**TASK DESCRIPTION**
Rewrite the lines below as a numbered list, leaving out any blank lines.

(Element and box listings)
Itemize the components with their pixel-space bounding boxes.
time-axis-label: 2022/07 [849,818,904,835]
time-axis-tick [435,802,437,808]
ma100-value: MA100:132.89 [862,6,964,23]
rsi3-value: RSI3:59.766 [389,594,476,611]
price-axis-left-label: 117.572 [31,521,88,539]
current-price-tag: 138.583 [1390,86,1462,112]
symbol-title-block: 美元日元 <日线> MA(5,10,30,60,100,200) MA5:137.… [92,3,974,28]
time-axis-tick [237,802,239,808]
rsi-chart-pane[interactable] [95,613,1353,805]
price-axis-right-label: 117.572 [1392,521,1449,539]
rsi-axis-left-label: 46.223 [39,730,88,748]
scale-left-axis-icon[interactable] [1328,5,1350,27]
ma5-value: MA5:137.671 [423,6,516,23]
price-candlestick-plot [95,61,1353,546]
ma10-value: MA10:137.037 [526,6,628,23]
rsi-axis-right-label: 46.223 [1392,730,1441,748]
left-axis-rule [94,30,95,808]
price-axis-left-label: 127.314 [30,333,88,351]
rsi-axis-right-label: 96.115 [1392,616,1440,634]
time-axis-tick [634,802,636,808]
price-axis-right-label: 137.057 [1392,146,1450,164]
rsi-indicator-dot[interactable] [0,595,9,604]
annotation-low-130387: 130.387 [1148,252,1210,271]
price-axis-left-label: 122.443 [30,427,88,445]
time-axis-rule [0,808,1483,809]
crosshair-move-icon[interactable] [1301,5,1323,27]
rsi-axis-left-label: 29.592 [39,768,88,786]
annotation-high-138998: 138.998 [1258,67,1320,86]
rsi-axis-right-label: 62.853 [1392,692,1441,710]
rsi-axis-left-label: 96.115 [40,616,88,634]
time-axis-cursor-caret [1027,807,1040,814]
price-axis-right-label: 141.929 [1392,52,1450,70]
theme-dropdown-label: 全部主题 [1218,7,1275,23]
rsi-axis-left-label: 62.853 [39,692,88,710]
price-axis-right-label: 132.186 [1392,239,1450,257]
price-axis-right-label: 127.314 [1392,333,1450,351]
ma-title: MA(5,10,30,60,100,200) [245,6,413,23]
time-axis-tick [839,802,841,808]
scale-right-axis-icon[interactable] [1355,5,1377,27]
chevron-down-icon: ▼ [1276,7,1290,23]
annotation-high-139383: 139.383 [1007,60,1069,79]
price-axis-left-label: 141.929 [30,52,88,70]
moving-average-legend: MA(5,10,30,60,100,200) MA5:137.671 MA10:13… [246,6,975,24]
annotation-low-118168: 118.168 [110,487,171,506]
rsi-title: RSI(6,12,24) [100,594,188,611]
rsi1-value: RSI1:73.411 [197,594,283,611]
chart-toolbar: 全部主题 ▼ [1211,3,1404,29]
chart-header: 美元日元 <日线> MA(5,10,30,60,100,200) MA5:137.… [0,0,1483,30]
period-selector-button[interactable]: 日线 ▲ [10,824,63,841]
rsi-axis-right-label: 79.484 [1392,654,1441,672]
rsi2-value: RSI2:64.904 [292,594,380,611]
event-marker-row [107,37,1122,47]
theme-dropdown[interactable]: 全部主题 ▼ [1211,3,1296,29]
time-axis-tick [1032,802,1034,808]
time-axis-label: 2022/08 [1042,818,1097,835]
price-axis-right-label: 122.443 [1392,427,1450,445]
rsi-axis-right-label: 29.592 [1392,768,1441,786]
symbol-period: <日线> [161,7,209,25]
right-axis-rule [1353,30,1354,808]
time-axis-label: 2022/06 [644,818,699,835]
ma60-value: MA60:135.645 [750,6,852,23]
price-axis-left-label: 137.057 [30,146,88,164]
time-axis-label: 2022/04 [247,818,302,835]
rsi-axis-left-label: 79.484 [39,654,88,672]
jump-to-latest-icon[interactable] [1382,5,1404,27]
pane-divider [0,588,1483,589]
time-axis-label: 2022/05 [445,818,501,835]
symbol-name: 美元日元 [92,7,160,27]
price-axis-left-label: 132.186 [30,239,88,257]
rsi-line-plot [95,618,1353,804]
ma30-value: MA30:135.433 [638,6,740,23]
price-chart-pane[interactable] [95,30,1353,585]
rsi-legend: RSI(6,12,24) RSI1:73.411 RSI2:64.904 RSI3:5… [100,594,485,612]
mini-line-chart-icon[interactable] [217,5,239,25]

**SOLUTION FOR THIS TASK**
1. Itemize the components with their pixel-space bounding boxes.
2. time-axis-label: 2022/07 [849,818,904,835]
3. time-axis-tick [435,802,437,808]
4. ma100-value: MA100:132.89 [862,6,964,23]
5. rsi3-value: RSI3:59.766 [389,594,476,611]
6. price-axis-left-label: 117.572 [31,521,88,539]
7. current-price-tag: 138.583 [1390,86,1462,112]
8. symbol-title-block: 美元日元 <日线> MA(5,10,30,60,100,200) MA5:137.… [92,3,974,28]
9. time-axis-tick [237,802,239,808]
10. rsi-chart-pane[interactable] [95,613,1353,805]
11. price-axis-right-label: 117.572 [1392,521,1449,539]
12. rsi-axis-left-label: 46.223 [39,730,88,748]
13. scale-left-axis-icon[interactable] [1328,5,1350,27]
14. ma5-value: MA5:137.671 [423,6,516,23]
15. price-candlestick-plot [95,61,1353,546]
16. ma10-value: MA10:137.037 [526,6,628,23]
17. rsi-axis-right-label: 46.223 [1392,730,1441,748]
18. left-axis-rule [94,30,95,808]
19. price-axis-left-label: 127.314 [30,333,88,351]
20. rsi-axis-right-label: 96.115 [1392,616,1440,634]
21. time-axis-tick [634,802,636,808]
22. price-axis-right-label: 137.057 [1392,146,1450,164]
23. rsi-indicator-dot[interactable] [0,595,9,604]
24. annotation-low-130387: 130.387 [1148,252,1210,271]
25. price-axis-left-label: 122.443 [30,427,88,445]
26. time-axis-rule [0,808,1483,809]
27. crosshair-move-icon[interactable] [1301,5,1323,27]
28. rsi-axis-left-label: 29.592 [39,768,88,786]
29. annotation-high-138998: 138.998 [1258,67,1320,86]
30. rsi-axis-right-label: 62.853 [1392,692,1441,710]
31. rsi-axis-left-label: 96.115 [40,616,88,634]
32. time-axis-cursor-caret [1027,807,1040,814]
33. price-axis-right-label: 141.929 [1392,52,1450,70]
34. theme-dropdown-label: 全部主题 [1218,7,1275,23]
35. rsi-axis-left-label: 62.853 [39,692,88,710]
36. price-axis-right-label: 132.186 [1392,239,1450,257]
37. price-axis-right-label: 127.314 [1392,333,1450,351]
38. ma-title: MA(5,10,30,60,100,200) [245,6,413,23]
39. time-axis-tick [839,802,841,808]
40. scale-right-axis-icon[interactable] [1355,5,1377,27]
41. chevron-down-icon: ▼ [1276,7,1290,23]
42. annotation-high-139383: 139.383 [1007,60,1069,79]
43. price-axis-left-label: 141.929 [30,52,88,70]
44. moving-average-legend: MA(5,10,30,60,100,200) MA5:137.671 MA10:13… [246,6,975,24]
45. annotation-low-118168: 118.168 [110,487,171,506]
46. rsi-title: RSI(6,12,24) [100,594,188,611]
47. rsi1-value: RSI1:73.411 [197,594,283,611]
48. chart-toolbar: 全部主题 ▼ [1211,3,1404,29]
49. chart-header: 美元日元 <日线> MA(5,10,30,60,100,200) MA5:137.… [0,0,1483,30]
50. period-selector-button[interactable]: 日线 ▲ [10,824,63,841]
51. rsi-axis-right-label: 79.484 [1392,654,1441,672]
52. rsi2-value: RSI2:64.904 [292,594,380,611]
53. event-marker-row [107,37,1122,47]
54. theme-dropdown[interactable]: 全部主题 ▼ [1211,3,1296,29]
55. time-axis-tick [1032,802,1034,808]
56. time-axis-label: 2022/08 [1042,818,1097,835]
57. price-axis-right-label: 122.443 [1392,427,1450,445]
58. rsi-axis-right-label: 29.592 [1392,768,1441,786]
59. symbol-period: <日线> [161,7,209,25]
60. right-axis-rule [1353,30,1354,808]
61. time-axis-label: 2022/06 [644,818,699,835]
62. ma60-value: MA60:135.645 [750,6,852,23]
63. price-axis-left-label: 137.057 [30,146,88,164]
64. time-axis-label: 2022/04 [247,818,302,835]
65. rsi-axis-left-label: 79.484 [39,654,88,672]
66. jump-to-latest-icon[interactable] [1382,5,1404,27]
67. pane-divider [0,588,1483,589]
68. time-axis-label: 2022/05 [445,818,501,835]
69. symbol-name: 美元日元 [92,7,160,27]
70. price-axis-left-label: 132.186 [30,239,88,257]
71. rsi-line-plot [95,618,1353,804]
72. ma30-value: MA30:135.433 [638,6,740,23]
73. price-chart-pane[interactable] [95,30,1353,585]
74. rsi-legend: RSI(6,12,24) RSI1:73.411 RSI2:64.904 RSI3:5… [100,594,485,612]
75. mini-line-chart-icon[interactable] [217,5,239,25]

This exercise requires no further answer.